— What to do —
Look through the material and copy each line holding "choreography".

— Information shown —
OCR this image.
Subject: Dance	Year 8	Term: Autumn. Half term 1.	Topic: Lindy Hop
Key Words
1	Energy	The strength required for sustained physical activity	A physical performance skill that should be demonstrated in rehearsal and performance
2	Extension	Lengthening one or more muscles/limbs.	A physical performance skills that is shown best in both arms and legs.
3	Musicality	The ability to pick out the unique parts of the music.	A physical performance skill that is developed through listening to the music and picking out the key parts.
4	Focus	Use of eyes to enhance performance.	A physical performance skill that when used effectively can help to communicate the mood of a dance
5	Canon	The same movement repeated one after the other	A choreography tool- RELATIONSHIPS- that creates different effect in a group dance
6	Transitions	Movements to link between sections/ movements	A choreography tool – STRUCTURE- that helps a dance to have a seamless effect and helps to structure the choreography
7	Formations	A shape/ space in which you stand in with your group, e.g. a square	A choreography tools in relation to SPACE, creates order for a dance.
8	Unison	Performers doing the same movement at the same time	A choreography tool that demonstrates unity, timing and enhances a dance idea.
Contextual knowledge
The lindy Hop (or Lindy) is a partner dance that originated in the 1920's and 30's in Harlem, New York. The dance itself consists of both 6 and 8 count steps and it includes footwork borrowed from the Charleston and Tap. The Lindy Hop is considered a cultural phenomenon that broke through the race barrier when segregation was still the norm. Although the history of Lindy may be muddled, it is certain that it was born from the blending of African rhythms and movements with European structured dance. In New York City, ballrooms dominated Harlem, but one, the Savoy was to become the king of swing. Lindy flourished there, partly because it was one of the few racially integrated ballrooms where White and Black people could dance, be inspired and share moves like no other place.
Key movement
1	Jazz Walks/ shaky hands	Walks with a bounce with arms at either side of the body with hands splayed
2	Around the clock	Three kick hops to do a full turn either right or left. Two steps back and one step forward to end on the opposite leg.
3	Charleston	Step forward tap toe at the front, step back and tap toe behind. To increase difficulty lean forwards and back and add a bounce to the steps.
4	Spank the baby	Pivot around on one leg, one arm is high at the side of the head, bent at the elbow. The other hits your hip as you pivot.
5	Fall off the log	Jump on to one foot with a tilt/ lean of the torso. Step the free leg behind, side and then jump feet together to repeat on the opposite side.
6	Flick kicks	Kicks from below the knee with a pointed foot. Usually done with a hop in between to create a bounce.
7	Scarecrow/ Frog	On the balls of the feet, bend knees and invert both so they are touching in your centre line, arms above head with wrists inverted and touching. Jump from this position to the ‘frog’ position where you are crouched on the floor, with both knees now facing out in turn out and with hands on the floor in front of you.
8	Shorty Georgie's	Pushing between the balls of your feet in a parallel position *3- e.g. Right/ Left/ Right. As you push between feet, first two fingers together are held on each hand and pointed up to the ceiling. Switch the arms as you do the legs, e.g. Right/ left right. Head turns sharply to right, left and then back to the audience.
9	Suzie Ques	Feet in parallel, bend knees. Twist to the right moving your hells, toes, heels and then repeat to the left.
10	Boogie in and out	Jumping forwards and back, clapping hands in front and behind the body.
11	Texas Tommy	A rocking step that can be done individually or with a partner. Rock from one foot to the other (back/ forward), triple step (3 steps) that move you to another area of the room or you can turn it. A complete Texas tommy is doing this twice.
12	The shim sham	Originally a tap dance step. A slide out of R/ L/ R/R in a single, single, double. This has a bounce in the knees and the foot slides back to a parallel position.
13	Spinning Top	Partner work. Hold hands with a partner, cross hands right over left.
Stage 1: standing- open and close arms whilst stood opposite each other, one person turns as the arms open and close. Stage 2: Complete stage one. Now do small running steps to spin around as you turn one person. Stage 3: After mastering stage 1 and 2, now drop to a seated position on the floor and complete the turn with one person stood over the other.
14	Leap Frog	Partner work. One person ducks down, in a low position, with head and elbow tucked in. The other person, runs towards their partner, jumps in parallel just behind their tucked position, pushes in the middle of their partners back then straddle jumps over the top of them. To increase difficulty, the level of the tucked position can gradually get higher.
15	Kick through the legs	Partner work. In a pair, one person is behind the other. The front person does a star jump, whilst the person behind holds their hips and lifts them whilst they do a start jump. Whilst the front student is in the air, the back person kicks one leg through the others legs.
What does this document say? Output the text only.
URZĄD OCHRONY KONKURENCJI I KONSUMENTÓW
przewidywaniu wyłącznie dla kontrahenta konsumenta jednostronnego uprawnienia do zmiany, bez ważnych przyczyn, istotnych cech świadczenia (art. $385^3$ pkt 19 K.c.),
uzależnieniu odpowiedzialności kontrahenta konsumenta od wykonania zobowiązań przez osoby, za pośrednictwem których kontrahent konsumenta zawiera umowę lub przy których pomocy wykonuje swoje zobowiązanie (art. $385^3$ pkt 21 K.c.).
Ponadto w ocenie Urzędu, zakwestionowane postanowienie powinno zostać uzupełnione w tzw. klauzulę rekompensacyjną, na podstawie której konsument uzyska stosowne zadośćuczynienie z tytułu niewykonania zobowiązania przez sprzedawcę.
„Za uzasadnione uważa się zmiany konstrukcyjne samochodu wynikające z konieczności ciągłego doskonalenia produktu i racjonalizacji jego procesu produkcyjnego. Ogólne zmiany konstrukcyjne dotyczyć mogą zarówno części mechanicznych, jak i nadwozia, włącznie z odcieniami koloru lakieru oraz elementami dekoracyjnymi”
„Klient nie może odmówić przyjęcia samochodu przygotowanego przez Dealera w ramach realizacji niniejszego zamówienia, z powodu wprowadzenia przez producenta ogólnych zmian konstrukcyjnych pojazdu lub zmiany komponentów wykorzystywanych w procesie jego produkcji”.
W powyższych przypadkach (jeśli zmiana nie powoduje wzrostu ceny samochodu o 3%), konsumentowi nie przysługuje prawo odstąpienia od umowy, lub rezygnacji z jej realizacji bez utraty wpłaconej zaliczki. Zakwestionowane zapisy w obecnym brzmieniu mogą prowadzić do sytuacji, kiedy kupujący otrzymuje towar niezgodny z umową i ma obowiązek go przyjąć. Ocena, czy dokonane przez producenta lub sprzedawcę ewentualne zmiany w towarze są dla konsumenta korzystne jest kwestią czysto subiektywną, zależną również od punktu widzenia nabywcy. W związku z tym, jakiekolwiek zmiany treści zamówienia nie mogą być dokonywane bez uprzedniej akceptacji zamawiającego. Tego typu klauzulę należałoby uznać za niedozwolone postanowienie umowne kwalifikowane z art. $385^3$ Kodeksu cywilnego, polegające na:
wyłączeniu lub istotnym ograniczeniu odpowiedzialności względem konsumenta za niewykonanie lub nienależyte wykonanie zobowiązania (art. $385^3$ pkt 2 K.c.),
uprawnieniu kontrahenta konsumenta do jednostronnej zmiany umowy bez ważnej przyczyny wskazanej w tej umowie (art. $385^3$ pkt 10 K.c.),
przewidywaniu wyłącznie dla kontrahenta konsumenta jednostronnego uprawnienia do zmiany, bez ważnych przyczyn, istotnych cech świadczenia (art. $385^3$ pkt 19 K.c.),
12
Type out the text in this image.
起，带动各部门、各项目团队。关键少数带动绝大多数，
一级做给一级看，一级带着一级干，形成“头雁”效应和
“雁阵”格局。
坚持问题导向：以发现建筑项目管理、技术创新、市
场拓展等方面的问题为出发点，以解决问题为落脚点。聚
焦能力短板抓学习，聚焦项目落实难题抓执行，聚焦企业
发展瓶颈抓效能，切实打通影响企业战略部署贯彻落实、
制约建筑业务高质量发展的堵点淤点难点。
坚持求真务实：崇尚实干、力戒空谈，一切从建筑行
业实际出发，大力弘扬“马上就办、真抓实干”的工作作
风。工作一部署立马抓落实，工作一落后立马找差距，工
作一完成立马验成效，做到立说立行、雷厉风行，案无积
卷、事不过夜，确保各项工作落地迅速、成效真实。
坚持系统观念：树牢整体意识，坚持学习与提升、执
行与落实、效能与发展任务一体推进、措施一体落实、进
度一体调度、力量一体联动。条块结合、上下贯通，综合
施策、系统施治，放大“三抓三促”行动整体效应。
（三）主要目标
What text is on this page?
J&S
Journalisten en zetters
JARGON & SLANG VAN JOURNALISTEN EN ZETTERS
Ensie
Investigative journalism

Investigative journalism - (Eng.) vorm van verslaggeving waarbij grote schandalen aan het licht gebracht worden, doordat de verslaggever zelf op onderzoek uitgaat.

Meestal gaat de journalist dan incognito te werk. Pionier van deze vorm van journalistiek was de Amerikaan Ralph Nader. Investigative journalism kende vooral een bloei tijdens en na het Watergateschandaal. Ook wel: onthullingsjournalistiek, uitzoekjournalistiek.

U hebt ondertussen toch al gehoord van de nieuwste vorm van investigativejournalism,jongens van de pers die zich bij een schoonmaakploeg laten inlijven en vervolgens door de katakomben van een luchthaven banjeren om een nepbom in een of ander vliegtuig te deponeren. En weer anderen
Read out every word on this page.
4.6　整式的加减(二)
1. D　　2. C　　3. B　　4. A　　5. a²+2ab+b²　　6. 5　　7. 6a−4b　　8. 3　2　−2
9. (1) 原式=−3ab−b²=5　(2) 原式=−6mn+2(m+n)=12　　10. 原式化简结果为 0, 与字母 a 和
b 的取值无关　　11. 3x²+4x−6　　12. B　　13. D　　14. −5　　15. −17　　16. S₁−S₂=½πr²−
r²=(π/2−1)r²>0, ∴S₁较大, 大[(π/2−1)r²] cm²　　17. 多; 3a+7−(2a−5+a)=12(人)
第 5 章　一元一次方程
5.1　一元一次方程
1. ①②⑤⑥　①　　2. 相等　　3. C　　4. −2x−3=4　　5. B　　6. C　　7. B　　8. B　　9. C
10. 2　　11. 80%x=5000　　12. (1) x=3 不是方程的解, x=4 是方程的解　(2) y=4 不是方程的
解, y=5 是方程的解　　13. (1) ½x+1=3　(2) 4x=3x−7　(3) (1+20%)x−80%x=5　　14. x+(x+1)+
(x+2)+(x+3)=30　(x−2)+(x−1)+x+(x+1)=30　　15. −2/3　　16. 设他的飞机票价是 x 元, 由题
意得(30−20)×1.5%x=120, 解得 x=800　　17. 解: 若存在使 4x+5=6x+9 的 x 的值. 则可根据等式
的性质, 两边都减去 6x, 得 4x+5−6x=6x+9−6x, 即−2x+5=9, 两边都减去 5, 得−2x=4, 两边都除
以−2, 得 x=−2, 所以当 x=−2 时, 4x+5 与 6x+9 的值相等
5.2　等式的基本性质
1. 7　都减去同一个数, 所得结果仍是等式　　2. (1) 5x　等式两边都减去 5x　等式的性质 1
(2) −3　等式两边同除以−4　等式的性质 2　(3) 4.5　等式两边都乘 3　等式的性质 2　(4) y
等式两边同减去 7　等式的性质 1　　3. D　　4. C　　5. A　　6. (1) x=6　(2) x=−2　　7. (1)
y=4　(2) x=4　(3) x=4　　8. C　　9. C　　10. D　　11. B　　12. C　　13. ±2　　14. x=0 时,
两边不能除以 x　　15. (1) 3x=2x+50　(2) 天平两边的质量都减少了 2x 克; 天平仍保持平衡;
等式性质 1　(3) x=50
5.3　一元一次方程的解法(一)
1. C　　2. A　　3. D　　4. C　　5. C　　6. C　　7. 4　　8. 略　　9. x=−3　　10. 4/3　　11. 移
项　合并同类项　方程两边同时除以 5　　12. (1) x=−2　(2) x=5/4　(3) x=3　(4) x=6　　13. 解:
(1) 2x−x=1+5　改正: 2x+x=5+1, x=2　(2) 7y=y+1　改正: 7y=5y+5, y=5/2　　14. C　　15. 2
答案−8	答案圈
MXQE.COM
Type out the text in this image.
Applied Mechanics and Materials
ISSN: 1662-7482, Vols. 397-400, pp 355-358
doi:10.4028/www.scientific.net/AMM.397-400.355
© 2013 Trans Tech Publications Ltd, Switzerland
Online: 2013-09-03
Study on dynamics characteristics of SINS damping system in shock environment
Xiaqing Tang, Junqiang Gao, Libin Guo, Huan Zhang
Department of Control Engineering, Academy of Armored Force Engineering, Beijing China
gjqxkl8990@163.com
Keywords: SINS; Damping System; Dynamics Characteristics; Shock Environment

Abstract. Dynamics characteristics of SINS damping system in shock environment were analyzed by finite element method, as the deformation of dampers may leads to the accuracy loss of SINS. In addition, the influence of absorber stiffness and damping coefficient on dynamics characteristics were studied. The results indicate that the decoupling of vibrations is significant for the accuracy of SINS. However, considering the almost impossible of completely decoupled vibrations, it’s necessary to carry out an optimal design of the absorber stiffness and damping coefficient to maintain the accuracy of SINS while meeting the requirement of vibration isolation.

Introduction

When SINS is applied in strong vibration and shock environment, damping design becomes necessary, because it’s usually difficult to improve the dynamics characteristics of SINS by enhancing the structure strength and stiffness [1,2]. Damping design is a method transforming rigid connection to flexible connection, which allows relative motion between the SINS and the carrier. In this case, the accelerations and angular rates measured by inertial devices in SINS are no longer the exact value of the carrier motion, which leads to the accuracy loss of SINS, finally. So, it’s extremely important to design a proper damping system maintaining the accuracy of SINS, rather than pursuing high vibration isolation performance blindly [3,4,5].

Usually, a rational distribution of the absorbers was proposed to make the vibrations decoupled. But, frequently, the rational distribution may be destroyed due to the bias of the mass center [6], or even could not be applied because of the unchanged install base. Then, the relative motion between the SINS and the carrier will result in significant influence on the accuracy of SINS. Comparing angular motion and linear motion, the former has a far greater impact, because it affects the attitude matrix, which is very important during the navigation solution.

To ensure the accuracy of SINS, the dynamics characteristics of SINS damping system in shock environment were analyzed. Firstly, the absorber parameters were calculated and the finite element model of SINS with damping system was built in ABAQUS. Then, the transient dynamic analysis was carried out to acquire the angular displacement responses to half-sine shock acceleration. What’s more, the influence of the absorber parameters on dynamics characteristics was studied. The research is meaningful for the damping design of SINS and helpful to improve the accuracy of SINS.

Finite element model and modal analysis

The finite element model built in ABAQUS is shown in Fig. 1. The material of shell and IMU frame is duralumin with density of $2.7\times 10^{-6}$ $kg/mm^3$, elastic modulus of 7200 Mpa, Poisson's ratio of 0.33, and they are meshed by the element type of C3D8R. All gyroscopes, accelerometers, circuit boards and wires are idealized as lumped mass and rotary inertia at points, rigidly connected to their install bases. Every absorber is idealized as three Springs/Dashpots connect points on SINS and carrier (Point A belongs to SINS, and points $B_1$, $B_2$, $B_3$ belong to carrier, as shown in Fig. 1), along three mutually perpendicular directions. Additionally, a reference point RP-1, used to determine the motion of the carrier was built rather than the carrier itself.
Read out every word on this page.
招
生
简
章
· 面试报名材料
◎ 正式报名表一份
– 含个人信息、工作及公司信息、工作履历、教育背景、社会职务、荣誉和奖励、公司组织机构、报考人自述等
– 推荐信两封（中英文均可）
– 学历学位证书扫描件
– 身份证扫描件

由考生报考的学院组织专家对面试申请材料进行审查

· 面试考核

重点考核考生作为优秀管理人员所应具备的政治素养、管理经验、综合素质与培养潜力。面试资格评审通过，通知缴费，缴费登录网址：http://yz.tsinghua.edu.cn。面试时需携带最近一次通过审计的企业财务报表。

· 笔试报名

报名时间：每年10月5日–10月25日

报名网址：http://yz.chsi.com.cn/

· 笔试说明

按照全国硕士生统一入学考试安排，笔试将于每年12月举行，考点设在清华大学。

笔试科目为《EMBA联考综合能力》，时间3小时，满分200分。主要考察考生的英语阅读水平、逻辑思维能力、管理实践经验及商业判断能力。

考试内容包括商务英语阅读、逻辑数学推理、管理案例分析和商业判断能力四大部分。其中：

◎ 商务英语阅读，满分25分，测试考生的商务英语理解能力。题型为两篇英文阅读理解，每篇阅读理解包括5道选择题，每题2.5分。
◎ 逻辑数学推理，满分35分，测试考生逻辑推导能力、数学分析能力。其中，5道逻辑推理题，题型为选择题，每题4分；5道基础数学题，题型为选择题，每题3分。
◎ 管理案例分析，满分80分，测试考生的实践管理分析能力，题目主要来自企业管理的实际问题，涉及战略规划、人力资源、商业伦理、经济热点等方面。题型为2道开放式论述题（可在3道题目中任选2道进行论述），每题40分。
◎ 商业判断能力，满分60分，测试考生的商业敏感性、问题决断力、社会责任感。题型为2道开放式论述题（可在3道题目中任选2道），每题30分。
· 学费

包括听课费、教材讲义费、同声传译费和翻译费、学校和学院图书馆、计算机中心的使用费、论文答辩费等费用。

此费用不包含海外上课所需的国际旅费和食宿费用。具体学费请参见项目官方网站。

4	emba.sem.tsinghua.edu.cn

— Result of the task —
5	Canon	The same movement repeated one after the other	A choreography tool- RELATIONSHIPS- that creates different effect in a group dance
6	Transitions	Movements to link between sections/ movements	A choreography tool – STRUCTURE- that helps a dance to have a seamless effect and helps to structure the choreography
7	Formations	A shape/ space in which you stand in with your group, e.g. a square	A choreography tools in relation to SPACE, creates order for a dance.
8	Unison	Performers doing the same movement at the same time	A choreography tool that demonstrates unity, timing and enhances a dance idea.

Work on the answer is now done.